In your copy, include every line of the listing below exactly but none of the pictures.

Dataset listings of figures
------------------------
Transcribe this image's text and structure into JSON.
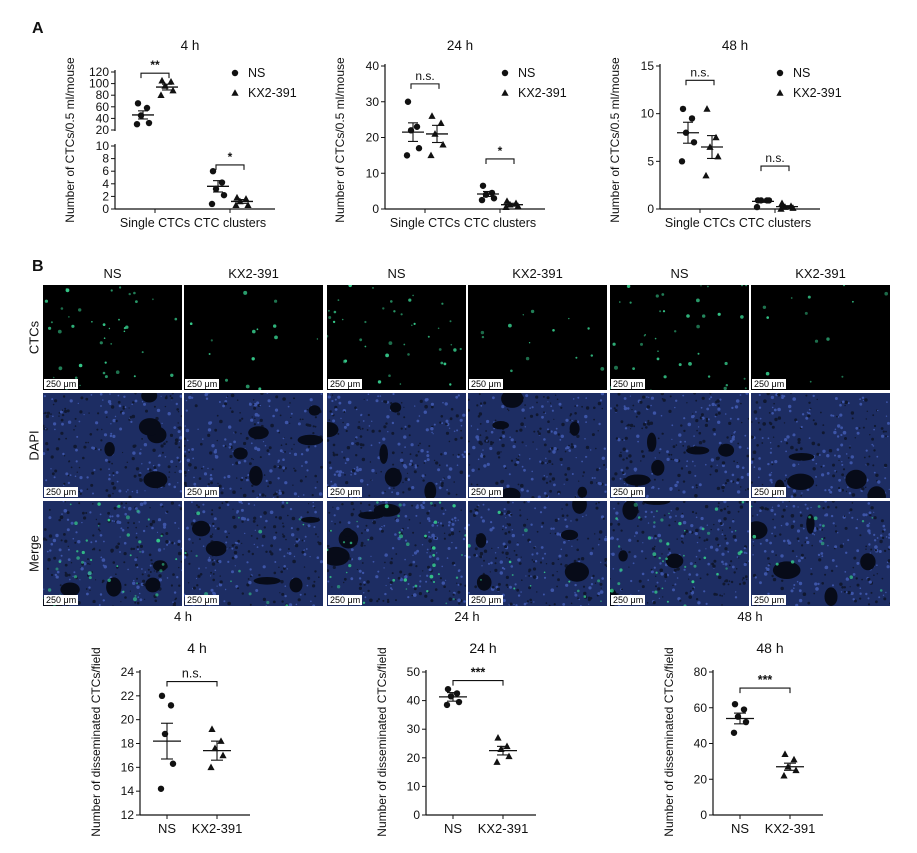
{
  "panel_a_label": "A",
  "panel_b_label": "B",
  "legend": {
    "ns": "NS",
    "kx": "KX2-391"
  },
  "chart_data": [
    {
      "type": "scatter",
      "title": "4 h",
      "ylabel": "Number of CTCs/0.5 ml/mouse",
      "categories": [
        "Single CTCs",
        "CTC clusters"
      ],
      "broken_axis": true,
      "upper_ylim": [
        20,
        120
      ],
      "upper_ticks": [
        20,
        40,
        60,
        80,
        100,
        120
      ],
      "lower_ylim": [
        0,
        10
      ],
      "lower_ticks": [
        0,
        2,
        4,
        6,
        8,
        10
      ],
      "series": [
        {
          "name": "NS",
          "marker": "circle",
          "points": [
            [
              0,
              [
                66,
                58,
                45,
                32,
                30
              ]
            ],
            [
              1,
              [
                6,
                4.2,
                3.2,
                2.2,
                0.8
              ]
            ]
          ],
          "means": [
            46,
            3.6
          ],
          "sems": [
            7,
            0.9
          ]
        },
        {
          "name": "KX2-391",
          "marker": "triangle",
          "points": [
            [
              0,
              [
                105,
                103,
                96,
                88,
                80
              ]
            ],
            [
              1,
              [
                1.8,
                1.6,
                1.2,
                0.6,
                0.6
              ]
            ]
          ],
          "means": [
            94,
            1.2
          ],
          "sems": [
            5,
            0.3
          ]
        }
      ],
      "brackets": [
        {
          "group": 0,
          "text": "**",
          "y": 118
        },
        {
          "group": 1,
          "text": "*",
          "y": 7
        }
      ]
    },
    {
      "type": "scatter",
      "title": "24 h",
      "ylabel": "Number of CTCs/0.5 ml/mouse",
      "categories": [
        "Single CTCs",
        "CTC clusters"
      ],
      "ylim": [
        0,
        40
      ],
      "ticks": [
        0,
        10,
        20,
        30,
        40
      ],
      "series": [
        {
          "name": "NS",
          "marker": "circle",
          "points": [
            [
              0,
              [
                30,
                23,
                22,
                17,
                15
              ]
            ],
            [
              1,
              [
                6.5,
                4.5,
                4,
                3,
                2.5
              ]
            ]
          ],
          "means": [
            21.5,
            4.2
          ],
          "sems": [
            2.6,
            0.7
          ]
        },
        {
          "name": "KX2-391",
          "marker": "triangle",
          "points": [
            [
              0,
              [
                26,
                24,
                21,
                18,
                15
              ]
            ],
            [
              1,
              [
                2.2,
                1.6,
                1.2,
                0.8,
                0.5
              ]
            ]
          ],
          "means": [
            21,
            1.2
          ],
          "sems": [
            2.4,
            0.4
          ]
        }
      ],
      "brackets": [
        {
          "group": 0,
          "text": "n.s.",
          "y": 35
        },
        {
          "group": 1,
          "text": "*",
          "y": 14
        }
      ]
    },
    {
      "type": "scatter",
      "title": "48 h",
      "ylabel": "Number of CTCs/0.5 ml/mouse",
      "categories": [
        "Single CTCs",
        "CTC clusters"
      ],
      "ylim": [
        0,
        15
      ],
      "ticks": [
        0,
        5,
        10,
        15
      ],
      "series": [
        {
          "name": "NS",
          "marker": "circle",
          "points": [
            [
              0,
              [
                10.5,
                9.5,
                8,
                7,
                5
              ]
            ],
            [
              1,
              [
                0.9,
                0.9,
                0.9,
                0.9,
                0.2
              ]
            ]
          ],
          "means": [
            8,
            0.8
          ],
          "sems": [
            1.1,
            0.1
          ]
        },
        {
          "name": "KX2-391",
          "marker": "triangle",
          "points": [
            [
              0,
              [
                10.5,
                7.5,
                6.5,
                5.5,
                3.5
              ]
            ],
            [
              1,
              [
                0.6,
                0.3,
                0.2,
                0.1,
                0
              ]
            ]
          ],
          "means": [
            6.5,
            0.25
          ],
          "sems": [
            1.2,
            0.1
          ]
        }
      ],
      "brackets": [
        {
          "group": 0,
          "text": "n.s.",
          "y": 13.5
        },
        {
          "group": 1,
          "text": "n.s.",
          "y": 4.5
        }
      ]
    },
    {
      "type": "scatter",
      "title": "4 h",
      "ylabel": "Number of disseminated CTCs/field",
      "categories": [
        "NS",
        "KX2-391"
      ],
      "ylim": [
        12,
        24
      ],
      "ticks": [
        12,
        14,
        16,
        18,
        20,
        22,
        24
      ],
      "series": [
        {
          "name": "NS",
          "marker": "circle",
          "values": [
            22,
            21.2,
            18.8,
            16.3,
            14.2
          ],
          "mean": 18.2,
          "sem": 1.5
        },
        {
          "name": "KX2-391",
          "marker": "triangle",
          "values": [
            19.2,
            18.2,
            17.6,
            17.0,
            16.0
          ],
          "mean": 17.4,
          "sem": 0.8
        }
      ],
      "bracket": {
        "text": "n.s.",
        "y": 23.2
      }
    },
    {
      "type": "scatter",
      "title": "24 h",
      "ylabel": "Number of disseminated CTCs/field",
      "categories": [
        "NS",
        "KX2-391"
      ],
      "ylim": [
        0,
        50
      ],
      "ticks": [
        0,
        10,
        20,
        30,
        40,
        50
      ],
      "series": [
        {
          "name": "NS",
          "marker": "circle",
          "values": [
            44,
            42.5,
            41.5,
            39.5,
            38.5
          ],
          "mean": 41.3,
          "sem": 1.5
        },
        {
          "name": "KX2-391",
          "marker": "triangle",
          "values": [
            27,
            24,
            23,
            20.5,
            18.5
          ],
          "mean": 22.5,
          "sem": 1.5
        }
      ],
      "bracket": {
        "text": "***",
        "y": 47
      }
    },
    {
      "type": "scatter",
      "title": "48 h",
      "ylabel": "Number of disseminated CTCs/field",
      "categories": [
        "NS",
        "KX2-391"
      ],
      "ylim": [
        0,
        80
      ],
      "ticks": [
        0,
        20,
        40,
        60,
        80
      ],
      "series": [
        {
          "name": "NS",
          "marker": "circle",
          "values": [
            62,
            59,
            55,
            52,
            46
          ],
          "mean": 54,
          "sem": 3
        },
        {
          "name": "KX2-391",
          "marker": "triangle",
          "values": [
            34,
            31,
            27,
            25,
            22
          ],
          "mean": 27,
          "sem": 2
        }
      ],
      "bracket": {
        "text": "***",
        "y": 71
      }
    }
  ],
  "micrographs": {
    "col_headers": [
      "NS",
      "KX2-391",
      "NS",
      "KX2-391",
      "NS",
      "KX2-391"
    ],
    "row_labels": [
      "CTCs",
      "DAPI",
      "Merge"
    ],
    "scale_bar": "250 μm",
    "time_labels": [
      "4 h",
      "24 h",
      "48 h"
    ],
    "colors": {
      "ctc": "#35c98a",
      "dapi": "#1d2d63",
      "background": "#000000"
    }
  }
}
------------------------
- **Output**
Transcribe this image's text and structure into JSON.
{
  "panel_a_label": "A",
  "panel_b_label": "B",
  "legend": {
    "ns": "NS",
    "kx": "KX2-391"
  },
  "chart_data": [
    {
      "type": "scatter",
      "title": "4 h",
      "ylabel": "Number of CTCs/0.5 ml/mouse",
      "categories": [
        "Single CTCs",
        "CTC clusters"
      ],
      "broken_axis": true,
      "upper_ylim": [
        20,
        120
      ],
      "upper_ticks": [
        20,
        40,
        60,
        80,
        100,
        120
      ],
      "lower_ylim": [
        0,
        10
      ],
      "lower_ticks": [
        0,
        2,
        4,
        6,
        8,
        10
      ],
      "series": [
        {
          "name": "NS",
          "marker": "circle",
          "points": [
            [
              0,
              [
                66,
                58,
                45,
                32,
                30
              ]
            ],
            [
              1,
              [
                6,
                4.2,
                3.2,
                2.2,
                0.8
              ]
            ]
          ],
          "means": [
            46,
            3.6
          ],
          "sems": [
            7,
            0.9
          ]
        },
        {
          "name": "KX2-391",
          "marker": "triangle",
          "points": [
            [
              0,
              [
                105,
                103,
                96,
                88,
                80
              ]
            ],
            [
              1,
              [
                1.8,
                1.6,
                1.2,
                0.6,
                0.6
              ]
            ]
          ],
          "means": [
            94,
            1.2
          ],
          "sems": [
            5,
            0.3
          ]
        }
      ],
      "brackets": [
        {
          "group": 0,
          "text": "**",
          "y": 118
        },
        {
          "group": 1,
          "text": "*",
          "y": 7
        }
      ]
    },
    {
      "type": "scatter",
      "title": "24 h",
      "ylabel": "Number of CTCs/0.5 ml/mouse",
      "categories": [
        "Single CTCs",
        "CTC clusters"
      ],
      "ylim": [
        0,
        40
      ],
      "ticks": [
        0,
        10,
        20,
        30,
        40
      ],
      "series": [
        {
          "name": "NS",
          "marker": "circle",
          "points": [
            [
              0,
              [
                30,
                23,
                22,
                17,
                15
              ]
            ],
            [
              1,
              [
                6.5,
                4.5,
                4,
                3,
                2.5
              ]
            ]
          ],
          "means": [
            21.5,
            4.2
          ],
          "sems": [
            2.6,
            0.7
          ]
        },
        {
          "name": "KX2-391",
          "marker": "triangle",
          "points": [
            [
              0,
              [
                26,
                24,
                21,
                18,
                15
              ]
            ],
            [
              1,
              [
                2.2,
                1.6,
                1.2,
                0.8,
                0.5
              ]
            ]
          ],
          "means": [
            21,
            1.2
          ],
          "sems": [
            2.4,
            0.4
          ]
        }
      ],
      "brackets": [
        {
          "group": 0,
          "text": "n.s.",
          "y": 35
        },
        {
          "group": 1,
          "text": "*",
          "y": 14
        }
      ]
    },
    {
      "type": "scatter",
      "title": "48 h",
      "ylabel": "Number of CTCs/0.5 ml/mouse",
      "categories": [
        "Single CTCs",
        "CTC clusters"
      ],
      "ylim": [
        0,
        15
      ],
      "ticks": [
        0,
        5,
        10,
        15
      ],
      "series": [
        {
          "name": "NS",
          "marker": "circle",
          "points": [
            [
              0,
              [
                10.5,
                9.5,
                8,
                7,
                5
              ]
            ],
            [
              1,
              [
                0.9,
                0.9,
                0.9,
                0.9,
                0.2
              ]
            ]
          ],
          "means": [
            8,
            0.8
          ],
          "sems": [
            1.1,
            0.1
          ]
        },
        {
          "name": "KX2-391",
          "marker": "triangle",
          "points": [
            [
              0,
              [
                10.5,
                7.5,
                6.5,
                5.5,
                3.5
              ]
            ],
            [
              1,
              [
                0.6,
                0.3,
                0.2,
                0.1,
                0
              ]
            ]
          ],
          "means": [
            6.5,
            0.25
          ],
          "sems": [
            1.2,
            0.1
          ]
        }
      ],
      "brackets": [
        {
          "group": 0,
          "text": "n.s.",
          "y": 13.5
        },
        {
          "group": 1,
          "text": "n.s.",
          "y": 4.5
        }
      ]
    },
    {
      "type": "scatter",
      "title": "4 h",
      "ylabel": "Number of disseminated CTCs/field",
      "categories": [
        "NS",
        "KX2-391"
      ],
      "ylim": [
        12,
        24
      ],
      "ticks": [
        12,
        14,
        16,
        18,
        20,
        22,
        24
      ],
      "series": [
        {
          "name": "NS",
          "marker": "circle",
          "values": [
            22,
            21.2,
            18.8,
            16.3,
            14.2
          ],
          "mean": 18.2,
          "sem": 1.5
        },
        {
          "name": "KX2-391",
          "marker": "triangle",
          "values": [
            19.2,
            18.2,
            17.6,
            17.0,
            16.0
          ],
          "mean": 17.4,
          "sem": 0.8
        }
      ],
      "bracket": {
        "text": "n.s.",
        "y": 23.2
      }
    },
    {
      "type": "scatter",
      "title": "24 h",
      "ylabel": "Number of disseminated CTCs/field",
      "categories": [
        "NS",
        "KX2-391"
      ],
      "ylim": [
        0,
        50
      ],
      "ticks": [
        0,
        10,
        20,
        30,
        40,
        50
      ],
      "series": [
        {
          "name": "NS",
          "marker": "circle",
          "values": [
            44,
            42.5,
            41.5,
            39.5,
            38.5
          ],
          "mean": 41.3,
          "sem": 1.5
        },
        {
          "name": "KX2-391",
          "marker": "triangle",
          "values": [
            27,
            24,
            23,
            20.5,
            18.5
          ],
          "mean": 22.5,
          "sem": 1.5
        }
      ],
      "bracket": {
        "text": "***",
        "y": 47
      }
    },
    {
      "type": "scatter",
      "title": "48 h",
      "ylabel": "Number of disseminated CTCs/field",
      "categories": [
        "NS",
        "KX2-391"
      ],
      "ylim": [
        0,
        80
      ],
      "ticks": [
        0,
        20,
        40,
        60,
        80
      ],
      "series": [
        {
          "name": "NS",
          "marker": "circle",
          "values": [
            62,
            59,
            55,
            52,
            46
          ],
          "mean": 54,
          "sem": 3
        },
        {
          "name": "KX2-391",
          "marker": "triangle",
          "values": [
            34,
            31,
            27,
            25,
            22
          ],
          "mean": 27,
          "sem": 2
        }
      ],
      "bracket": {
        "text": "***",
        "y": 71
      }
    }
  ],
  "micrographs": {
    "col_headers": [
      "NS",
      "KX2-391",
      "NS",
      "KX2-391",
      "NS",
      "KX2-391"
    ],
    "row_labels": [
      "CTCs",
      "DAPI",
      "Merge"
    ],
    "scale_bar": "250 μm",
    "time_labels": [
      "4 h",
      "24 h",
      "48 h"
    ],
    "colors": {
      "ctc": "#35c98a",
      "dapi": "#1d2d63",
      "background": "#000000"
    }
  }
}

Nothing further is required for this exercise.